====== Data records ======

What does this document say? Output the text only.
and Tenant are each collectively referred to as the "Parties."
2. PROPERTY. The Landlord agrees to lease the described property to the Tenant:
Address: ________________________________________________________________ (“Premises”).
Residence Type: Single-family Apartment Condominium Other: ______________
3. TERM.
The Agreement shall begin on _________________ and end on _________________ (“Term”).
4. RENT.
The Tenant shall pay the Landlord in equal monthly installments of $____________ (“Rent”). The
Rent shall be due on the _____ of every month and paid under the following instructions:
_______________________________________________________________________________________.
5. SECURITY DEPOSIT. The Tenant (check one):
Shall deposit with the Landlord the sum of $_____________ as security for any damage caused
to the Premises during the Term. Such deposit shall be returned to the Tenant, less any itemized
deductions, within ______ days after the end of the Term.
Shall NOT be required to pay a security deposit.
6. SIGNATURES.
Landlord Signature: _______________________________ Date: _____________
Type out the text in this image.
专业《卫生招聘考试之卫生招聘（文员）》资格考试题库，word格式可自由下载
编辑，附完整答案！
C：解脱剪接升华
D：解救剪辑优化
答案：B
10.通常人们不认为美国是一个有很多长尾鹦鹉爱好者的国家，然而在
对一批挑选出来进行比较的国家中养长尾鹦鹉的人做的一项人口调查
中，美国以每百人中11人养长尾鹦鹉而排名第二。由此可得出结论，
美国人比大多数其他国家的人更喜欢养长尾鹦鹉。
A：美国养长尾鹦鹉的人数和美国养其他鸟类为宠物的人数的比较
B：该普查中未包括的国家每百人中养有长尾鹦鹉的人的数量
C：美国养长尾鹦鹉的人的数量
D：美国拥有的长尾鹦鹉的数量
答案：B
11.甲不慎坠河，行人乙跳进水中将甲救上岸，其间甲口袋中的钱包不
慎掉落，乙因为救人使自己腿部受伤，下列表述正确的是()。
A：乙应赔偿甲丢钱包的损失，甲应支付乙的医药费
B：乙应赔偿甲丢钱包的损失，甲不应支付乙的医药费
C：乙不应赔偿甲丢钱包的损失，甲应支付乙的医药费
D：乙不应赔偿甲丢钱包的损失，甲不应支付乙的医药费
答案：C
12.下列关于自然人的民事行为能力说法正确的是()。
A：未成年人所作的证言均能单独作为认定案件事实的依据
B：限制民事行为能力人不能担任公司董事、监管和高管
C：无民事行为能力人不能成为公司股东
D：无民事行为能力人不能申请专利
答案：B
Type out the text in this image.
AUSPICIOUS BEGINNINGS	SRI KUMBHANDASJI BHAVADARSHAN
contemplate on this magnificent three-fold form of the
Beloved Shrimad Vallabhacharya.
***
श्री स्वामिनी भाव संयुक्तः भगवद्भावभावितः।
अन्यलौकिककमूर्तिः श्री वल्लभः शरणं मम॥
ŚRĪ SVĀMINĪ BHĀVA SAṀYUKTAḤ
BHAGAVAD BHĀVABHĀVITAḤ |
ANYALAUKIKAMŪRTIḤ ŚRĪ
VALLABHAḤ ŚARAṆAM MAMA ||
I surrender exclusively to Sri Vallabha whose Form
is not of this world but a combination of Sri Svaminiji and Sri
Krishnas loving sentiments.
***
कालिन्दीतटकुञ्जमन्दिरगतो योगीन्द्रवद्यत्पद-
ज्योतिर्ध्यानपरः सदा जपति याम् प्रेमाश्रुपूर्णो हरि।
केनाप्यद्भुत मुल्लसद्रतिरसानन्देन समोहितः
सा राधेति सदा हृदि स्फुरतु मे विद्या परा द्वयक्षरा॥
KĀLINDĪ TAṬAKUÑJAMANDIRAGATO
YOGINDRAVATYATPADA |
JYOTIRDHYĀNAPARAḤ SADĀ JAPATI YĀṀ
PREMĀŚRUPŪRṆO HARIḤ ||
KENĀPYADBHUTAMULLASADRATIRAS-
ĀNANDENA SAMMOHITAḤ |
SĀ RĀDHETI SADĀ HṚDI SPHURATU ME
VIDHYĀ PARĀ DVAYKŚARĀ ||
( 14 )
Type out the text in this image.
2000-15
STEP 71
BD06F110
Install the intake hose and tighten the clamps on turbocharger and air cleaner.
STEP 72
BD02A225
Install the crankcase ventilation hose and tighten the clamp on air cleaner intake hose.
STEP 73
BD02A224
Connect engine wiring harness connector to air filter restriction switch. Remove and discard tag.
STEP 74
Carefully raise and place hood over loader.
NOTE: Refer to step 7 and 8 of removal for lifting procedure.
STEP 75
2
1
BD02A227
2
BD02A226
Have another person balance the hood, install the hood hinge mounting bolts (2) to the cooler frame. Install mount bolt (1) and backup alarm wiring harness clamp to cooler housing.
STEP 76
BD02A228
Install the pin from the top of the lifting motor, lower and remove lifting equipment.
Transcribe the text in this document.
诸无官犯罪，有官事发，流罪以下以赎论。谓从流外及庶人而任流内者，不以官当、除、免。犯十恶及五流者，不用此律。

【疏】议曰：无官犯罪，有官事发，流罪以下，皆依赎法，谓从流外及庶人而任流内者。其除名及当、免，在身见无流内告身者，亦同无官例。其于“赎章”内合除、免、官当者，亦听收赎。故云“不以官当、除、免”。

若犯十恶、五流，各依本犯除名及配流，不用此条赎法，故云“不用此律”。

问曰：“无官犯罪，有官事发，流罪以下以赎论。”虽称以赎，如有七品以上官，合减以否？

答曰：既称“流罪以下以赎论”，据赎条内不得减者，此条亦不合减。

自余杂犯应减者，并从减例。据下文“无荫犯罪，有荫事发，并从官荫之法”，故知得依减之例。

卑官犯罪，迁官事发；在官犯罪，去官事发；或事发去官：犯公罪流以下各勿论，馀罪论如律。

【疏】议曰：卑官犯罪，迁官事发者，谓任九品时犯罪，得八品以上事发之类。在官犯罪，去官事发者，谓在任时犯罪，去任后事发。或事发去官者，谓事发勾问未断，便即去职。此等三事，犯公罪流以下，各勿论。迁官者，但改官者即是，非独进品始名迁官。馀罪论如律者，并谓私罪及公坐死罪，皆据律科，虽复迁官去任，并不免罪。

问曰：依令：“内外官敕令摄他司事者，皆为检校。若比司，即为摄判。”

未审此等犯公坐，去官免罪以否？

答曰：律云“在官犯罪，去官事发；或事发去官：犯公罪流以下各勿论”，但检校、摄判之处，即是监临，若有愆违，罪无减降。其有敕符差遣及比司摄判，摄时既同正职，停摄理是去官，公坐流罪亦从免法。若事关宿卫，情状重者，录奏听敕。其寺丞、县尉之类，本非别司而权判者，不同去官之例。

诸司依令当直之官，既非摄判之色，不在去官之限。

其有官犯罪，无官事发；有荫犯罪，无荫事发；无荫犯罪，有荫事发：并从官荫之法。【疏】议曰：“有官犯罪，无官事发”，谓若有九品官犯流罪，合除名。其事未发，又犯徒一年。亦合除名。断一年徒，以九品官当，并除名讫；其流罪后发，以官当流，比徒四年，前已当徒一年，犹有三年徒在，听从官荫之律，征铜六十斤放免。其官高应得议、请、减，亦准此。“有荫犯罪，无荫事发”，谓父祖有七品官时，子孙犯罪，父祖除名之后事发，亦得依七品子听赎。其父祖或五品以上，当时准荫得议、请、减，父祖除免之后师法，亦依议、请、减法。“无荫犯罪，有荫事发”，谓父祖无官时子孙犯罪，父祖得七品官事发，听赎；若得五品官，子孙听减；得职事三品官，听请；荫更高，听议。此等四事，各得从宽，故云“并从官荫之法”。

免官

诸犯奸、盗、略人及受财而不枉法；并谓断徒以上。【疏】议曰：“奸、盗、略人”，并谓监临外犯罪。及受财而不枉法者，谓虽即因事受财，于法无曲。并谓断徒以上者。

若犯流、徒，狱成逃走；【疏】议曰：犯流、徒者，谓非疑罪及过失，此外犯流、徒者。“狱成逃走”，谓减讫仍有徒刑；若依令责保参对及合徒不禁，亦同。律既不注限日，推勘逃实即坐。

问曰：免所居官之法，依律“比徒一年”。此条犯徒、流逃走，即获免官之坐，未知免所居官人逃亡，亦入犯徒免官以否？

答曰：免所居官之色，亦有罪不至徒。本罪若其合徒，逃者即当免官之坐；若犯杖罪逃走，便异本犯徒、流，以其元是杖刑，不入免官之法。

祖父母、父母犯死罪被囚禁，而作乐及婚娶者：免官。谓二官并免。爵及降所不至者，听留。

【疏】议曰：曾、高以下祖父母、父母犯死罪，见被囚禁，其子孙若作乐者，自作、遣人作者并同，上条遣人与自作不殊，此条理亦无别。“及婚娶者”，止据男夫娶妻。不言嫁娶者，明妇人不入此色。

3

======

• Your objective: Above are the records. Identify each line that contains the word "SADĀ".

• Reply:
JYOTIRDHYĀNAPARAḤ SADĀ JAPATI YĀṀ
SĀ RĀDHETI SADĀ HṚDI SPHURATU ME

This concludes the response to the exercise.